**Work to complete:** Make an exact copy of the lines below.

**Input:**
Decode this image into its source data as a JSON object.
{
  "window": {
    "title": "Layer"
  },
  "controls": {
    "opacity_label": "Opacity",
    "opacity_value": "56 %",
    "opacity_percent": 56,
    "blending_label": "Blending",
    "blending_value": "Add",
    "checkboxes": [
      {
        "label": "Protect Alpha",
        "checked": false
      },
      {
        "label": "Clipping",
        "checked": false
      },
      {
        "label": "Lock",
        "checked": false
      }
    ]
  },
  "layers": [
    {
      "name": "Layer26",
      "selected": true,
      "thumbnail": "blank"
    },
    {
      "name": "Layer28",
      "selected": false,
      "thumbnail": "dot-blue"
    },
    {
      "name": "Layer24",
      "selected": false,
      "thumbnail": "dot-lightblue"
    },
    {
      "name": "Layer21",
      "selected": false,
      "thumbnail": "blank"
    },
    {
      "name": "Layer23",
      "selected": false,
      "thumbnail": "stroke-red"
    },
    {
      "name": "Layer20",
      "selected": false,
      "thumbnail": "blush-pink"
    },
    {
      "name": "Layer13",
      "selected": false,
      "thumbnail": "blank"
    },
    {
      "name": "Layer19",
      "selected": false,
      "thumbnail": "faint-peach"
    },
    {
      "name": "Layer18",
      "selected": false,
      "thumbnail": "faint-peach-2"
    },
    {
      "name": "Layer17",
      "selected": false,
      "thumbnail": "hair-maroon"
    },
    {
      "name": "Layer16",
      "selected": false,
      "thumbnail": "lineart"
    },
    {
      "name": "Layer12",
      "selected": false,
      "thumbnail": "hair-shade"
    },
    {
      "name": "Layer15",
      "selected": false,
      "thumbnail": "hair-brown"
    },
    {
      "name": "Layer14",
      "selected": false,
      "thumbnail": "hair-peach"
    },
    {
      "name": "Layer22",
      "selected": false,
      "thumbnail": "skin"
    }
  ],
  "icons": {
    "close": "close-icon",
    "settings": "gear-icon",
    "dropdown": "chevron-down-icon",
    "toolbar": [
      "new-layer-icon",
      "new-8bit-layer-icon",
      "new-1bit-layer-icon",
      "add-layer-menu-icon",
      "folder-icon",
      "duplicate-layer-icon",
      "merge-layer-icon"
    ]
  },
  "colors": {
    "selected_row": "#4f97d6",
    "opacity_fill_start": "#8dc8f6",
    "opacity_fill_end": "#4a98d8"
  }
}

**Problem solution:**
Decode this image into its source data as a JSON object.
{
  "window": {
    "title": "Layer"
  },
  "controls": {
    "opacity_label": "Opacity",
    "opacity_value": "56 %",
    "opacity_percent": 56,
    "blending_label": "Blending",
    "blending_value": "Add",
    "checkboxes": [
      {
        "label": "Protect Alpha",
        "checked": false
      },
      {
        "label": "Clipping",
        "checked": false
      },
      {
        "label": "Lock",
        "checked": false
      }
    ]
  },
  "layers": [
    {
      "name": "Layer26",
      "selected": true,
      "thumbnail": "blank"
    },
    {
      "name": "Layer28",
      "selected": false,
      "thumbnail": "dot-blue"
    },
    {
      "name": "Layer24",
      "selected": false,
      "thumbnail": "dot-lightblue"
    },
    {
      "name": "Layer21",
      "selected": false,
      "thumbnail": "blank"
    },
    {
      "name": "Layer23",
      "selected": false,
      "thumbnail": "stroke-red"
    },
    {
      "name": "Layer20",
      "selected": false,
      "thumbnail": "blush-pink"
    },
    {
      "name": "Layer13",
      "selected": false,
      "thumbnail": "blank"
    },
    {
      "name": "Layer19",
      "selected": false,
      "thumbnail": "faint-peach"
    },
    {
      "name": "Layer18",
      "selected": false,
      "thumbnail": "faint-peach-2"
    },
    {
      "name": "Layer17",
      "selected": false,
      "thumbnail": "hair-maroon"
    },
    {
      "name": "Layer16",
      "selected": false,
      "thumbnail": "lineart"
    },
    {
      "name": "Layer12",
      "selected": false,
      "thumbnail": "hair-shade"
    },
    {
      "name": "Layer15",
      "selected": false,
      "thumbnail": "hair-brown"
    },
    {
      "name": "Layer14",
      "selected": false,
      "thumbnail": "hair-peach"
    },
    {
      "name": "Layer22",
      "selected": false,
      "thumbnail": "skin"
    }
  ],
  "icons": {
    "close": "close-icon",
    "settings": "gear-icon",
    "dropdown": "chevron-down-icon",
    "toolbar": [
      "new-layer-icon",
      "new-8bit-layer-icon",
      "new-1bit-layer-icon",
      "add-layer-menu-icon",
      "folder-icon",
      "duplicate-layer-icon",
      "merge-layer-icon"
    ]
  },
  "colors": {
    "selected_row": "#4f97d6",
    "opacity_fill_start": "#8dc8f6",
    "opacity_fill_end": "#4a98d8"
  }
}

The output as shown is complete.